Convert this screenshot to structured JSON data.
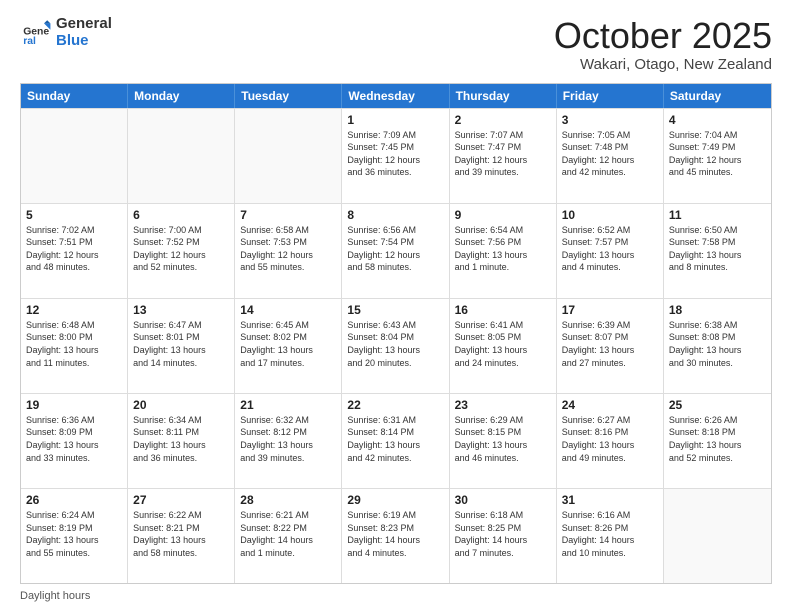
{
  "logo": {
    "general": "General",
    "blue": "Blue"
  },
  "header": {
    "month": "October 2025",
    "location": "Wakari, Otago, New Zealand"
  },
  "days_of_week": [
    "Sunday",
    "Monday",
    "Tuesday",
    "Wednesday",
    "Thursday",
    "Friday",
    "Saturday"
  ],
  "weeks": [
    [
      {
        "day": "",
        "info": ""
      },
      {
        "day": "",
        "info": ""
      },
      {
        "day": "",
        "info": ""
      },
      {
        "day": "1",
        "info": "Sunrise: 7:09 AM\nSunset: 7:45 PM\nDaylight: 12 hours\nand 36 minutes."
      },
      {
        "day": "2",
        "info": "Sunrise: 7:07 AM\nSunset: 7:47 PM\nDaylight: 12 hours\nand 39 minutes."
      },
      {
        "day": "3",
        "info": "Sunrise: 7:05 AM\nSunset: 7:48 PM\nDaylight: 12 hours\nand 42 minutes."
      },
      {
        "day": "4",
        "info": "Sunrise: 7:04 AM\nSunset: 7:49 PM\nDaylight: 12 hours\nand 45 minutes."
      }
    ],
    [
      {
        "day": "5",
        "info": "Sunrise: 7:02 AM\nSunset: 7:51 PM\nDaylight: 12 hours\nand 48 minutes."
      },
      {
        "day": "6",
        "info": "Sunrise: 7:00 AM\nSunset: 7:52 PM\nDaylight: 12 hours\nand 52 minutes."
      },
      {
        "day": "7",
        "info": "Sunrise: 6:58 AM\nSunset: 7:53 PM\nDaylight: 12 hours\nand 55 minutes."
      },
      {
        "day": "8",
        "info": "Sunrise: 6:56 AM\nSunset: 7:54 PM\nDaylight: 12 hours\nand 58 minutes."
      },
      {
        "day": "9",
        "info": "Sunrise: 6:54 AM\nSunset: 7:56 PM\nDaylight: 13 hours\nand 1 minute."
      },
      {
        "day": "10",
        "info": "Sunrise: 6:52 AM\nSunset: 7:57 PM\nDaylight: 13 hours\nand 4 minutes."
      },
      {
        "day": "11",
        "info": "Sunrise: 6:50 AM\nSunset: 7:58 PM\nDaylight: 13 hours\nand 8 minutes."
      }
    ],
    [
      {
        "day": "12",
        "info": "Sunrise: 6:48 AM\nSunset: 8:00 PM\nDaylight: 13 hours\nand 11 minutes."
      },
      {
        "day": "13",
        "info": "Sunrise: 6:47 AM\nSunset: 8:01 PM\nDaylight: 13 hours\nand 14 minutes."
      },
      {
        "day": "14",
        "info": "Sunrise: 6:45 AM\nSunset: 8:02 PM\nDaylight: 13 hours\nand 17 minutes."
      },
      {
        "day": "15",
        "info": "Sunrise: 6:43 AM\nSunset: 8:04 PM\nDaylight: 13 hours\nand 20 minutes."
      },
      {
        "day": "16",
        "info": "Sunrise: 6:41 AM\nSunset: 8:05 PM\nDaylight: 13 hours\nand 24 minutes."
      },
      {
        "day": "17",
        "info": "Sunrise: 6:39 AM\nSunset: 8:07 PM\nDaylight: 13 hours\nand 27 minutes."
      },
      {
        "day": "18",
        "info": "Sunrise: 6:38 AM\nSunset: 8:08 PM\nDaylight: 13 hours\nand 30 minutes."
      }
    ],
    [
      {
        "day": "19",
        "info": "Sunrise: 6:36 AM\nSunset: 8:09 PM\nDaylight: 13 hours\nand 33 minutes."
      },
      {
        "day": "20",
        "info": "Sunrise: 6:34 AM\nSunset: 8:11 PM\nDaylight: 13 hours\nand 36 minutes."
      },
      {
        "day": "21",
        "info": "Sunrise: 6:32 AM\nSunset: 8:12 PM\nDaylight: 13 hours\nand 39 minutes."
      },
      {
        "day": "22",
        "info": "Sunrise: 6:31 AM\nSunset: 8:14 PM\nDaylight: 13 hours\nand 42 minutes."
      },
      {
        "day": "23",
        "info": "Sunrise: 6:29 AM\nSunset: 8:15 PM\nDaylight: 13 hours\nand 46 minutes."
      },
      {
        "day": "24",
        "info": "Sunrise: 6:27 AM\nSunset: 8:16 PM\nDaylight: 13 hours\nand 49 minutes."
      },
      {
        "day": "25",
        "info": "Sunrise: 6:26 AM\nSunset: 8:18 PM\nDaylight: 13 hours\nand 52 minutes."
      }
    ],
    [
      {
        "day": "26",
        "info": "Sunrise: 6:24 AM\nSunset: 8:19 PM\nDaylight: 13 hours\nand 55 minutes."
      },
      {
        "day": "27",
        "info": "Sunrise: 6:22 AM\nSunset: 8:21 PM\nDaylight: 13 hours\nand 58 minutes."
      },
      {
        "day": "28",
        "info": "Sunrise: 6:21 AM\nSunset: 8:22 PM\nDaylight: 14 hours\nand 1 minute."
      },
      {
        "day": "29",
        "info": "Sunrise: 6:19 AM\nSunset: 8:23 PM\nDaylight: 14 hours\nand 4 minutes."
      },
      {
        "day": "30",
        "info": "Sunrise: 6:18 AM\nSunset: 8:25 PM\nDaylight: 14 hours\nand 7 minutes."
      },
      {
        "day": "31",
        "info": "Sunrise: 6:16 AM\nSunset: 8:26 PM\nDaylight: 14 hours\nand 10 minutes."
      },
      {
        "day": "",
        "info": ""
      }
    ]
  ],
  "footer": {
    "label": "Daylight hours"
  }
}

● WRITTEN REQUEST
Except for the pictures, copy the material above exactly.

● RESPONSE TO THIS EXERCISE
Convert this screenshot to structured JSON data.
{
  "logo": {
    "general": "General",
    "blue": "Blue"
  },
  "header": {
    "month": "October 2025",
    "location": "Wakari, Otago, New Zealand"
  },
  "days_of_week": [
    "Sunday",
    "Monday",
    "Tuesday",
    "Wednesday",
    "Thursday",
    "Friday",
    "Saturday"
  ],
  "weeks": [
    [
      {
        "day": "",
        "info": ""
      },
      {
        "day": "",
        "info": ""
      },
      {
        "day": "",
        "info": ""
      },
      {
        "day": "1",
        "info": "Sunrise: 7:09 AM\nSunset: 7:45 PM\nDaylight: 12 hours\nand 36 minutes."
      },
      {
        "day": "2",
        "info": "Sunrise: 7:07 AM\nSunset: 7:47 PM\nDaylight: 12 hours\nand 39 minutes."
      },
      {
        "day": "3",
        "info": "Sunrise: 7:05 AM\nSunset: 7:48 PM\nDaylight: 12 hours\nand 42 minutes."
      },
      {
        "day": "4",
        "info": "Sunrise: 7:04 AM\nSunset: 7:49 PM\nDaylight: 12 hours\nand 45 minutes."
      }
    ],
    [
      {
        "day": "5",
        "info": "Sunrise: 7:02 AM\nSunset: 7:51 PM\nDaylight: 12 hours\nand 48 minutes."
      },
      {
        "day": "6",
        "info": "Sunrise: 7:00 AM\nSunset: 7:52 PM\nDaylight: 12 hours\nand 52 minutes."
      },
      {
        "day": "7",
        "info": "Sunrise: 6:58 AM\nSunset: 7:53 PM\nDaylight: 12 hours\nand 55 minutes."
      },
      {
        "day": "8",
        "info": "Sunrise: 6:56 AM\nSunset: 7:54 PM\nDaylight: 12 hours\nand 58 minutes."
      },
      {
        "day": "9",
        "info": "Sunrise: 6:54 AM\nSunset: 7:56 PM\nDaylight: 13 hours\nand 1 minute."
      },
      {
        "day": "10",
        "info": "Sunrise: 6:52 AM\nSunset: 7:57 PM\nDaylight: 13 hours\nand 4 minutes."
      },
      {
        "day": "11",
        "info": "Sunrise: 6:50 AM\nSunset: 7:58 PM\nDaylight: 13 hours\nand 8 minutes."
      }
    ],
    [
      {
        "day": "12",
        "info": "Sunrise: 6:48 AM\nSunset: 8:00 PM\nDaylight: 13 hours\nand 11 minutes."
      },
      {
        "day": "13",
        "info": "Sunrise: 6:47 AM\nSunset: 8:01 PM\nDaylight: 13 hours\nand 14 minutes."
      },
      {
        "day": "14",
        "info": "Sunrise: 6:45 AM\nSunset: 8:02 PM\nDaylight: 13 hours\nand 17 minutes."
      },
      {
        "day": "15",
        "info": "Sunrise: 6:43 AM\nSunset: 8:04 PM\nDaylight: 13 hours\nand 20 minutes."
      },
      {
        "day": "16",
        "info": "Sunrise: 6:41 AM\nSunset: 8:05 PM\nDaylight: 13 hours\nand 24 minutes."
      },
      {
        "day": "17",
        "info": "Sunrise: 6:39 AM\nSunset: 8:07 PM\nDaylight: 13 hours\nand 27 minutes."
      },
      {
        "day": "18",
        "info": "Sunrise: 6:38 AM\nSunset: 8:08 PM\nDaylight: 13 hours\nand 30 minutes."
      }
    ],
    [
      {
        "day": "19",
        "info": "Sunrise: 6:36 AM\nSunset: 8:09 PM\nDaylight: 13 hours\nand 33 minutes."
      },
      {
        "day": "20",
        "info": "Sunrise: 6:34 AM\nSunset: 8:11 PM\nDaylight: 13 hours\nand 36 minutes."
      },
      {
        "day": "21",
        "info": "Sunrise: 6:32 AM\nSunset: 8:12 PM\nDaylight: 13 hours\nand 39 minutes."
      },
      {
        "day": "22",
        "info": "Sunrise: 6:31 AM\nSunset: 8:14 PM\nDaylight: 13 hours\nand 42 minutes."
      },
      {
        "day": "23",
        "info": "Sunrise: 6:29 AM\nSunset: 8:15 PM\nDaylight: 13 hours\nand 46 minutes."
      },
      {
        "day": "24",
        "info": "Sunrise: 6:27 AM\nSunset: 8:16 PM\nDaylight: 13 hours\nand 49 minutes."
      },
      {
        "day": "25",
        "info": "Sunrise: 6:26 AM\nSunset: 8:18 PM\nDaylight: 13 hours\nand 52 minutes."
      }
    ],
    [
      {
        "day": "26",
        "info": "Sunrise: 6:24 AM\nSunset: 8:19 PM\nDaylight: 13 hours\nand 55 minutes."
      },
      {
        "day": "27",
        "info": "Sunrise: 6:22 AM\nSunset: 8:21 PM\nDaylight: 13 hours\nand 58 minutes."
      },
      {
        "day": "28",
        "info": "Sunrise: 6:21 AM\nSunset: 8:22 PM\nDaylight: 14 hours\nand 1 minute."
      },
      {
        "day": "29",
        "info": "Sunrise: 6:19 AM\nSunset: 8:23 PM\nDaylight: 14 hours\nand 4 minutes."
      },
      {
        "day": "30",
        "info": "Sunrise: 6:18 AM\nSunset: 8:25 PM\nDaylight: 14 hours\nand 7 minutes."
      },
      {
        "day": "31",
        "info": "Sunrise: 6:16 AM\nSunset: 8:26 PM\nDaylight: 14 hours\nand 10 minutes."
      },
      {
        "day": "",
        "info": ""
      }
    ]
  ],
  "footer": {
    "label": "Daylight hours"
  }
}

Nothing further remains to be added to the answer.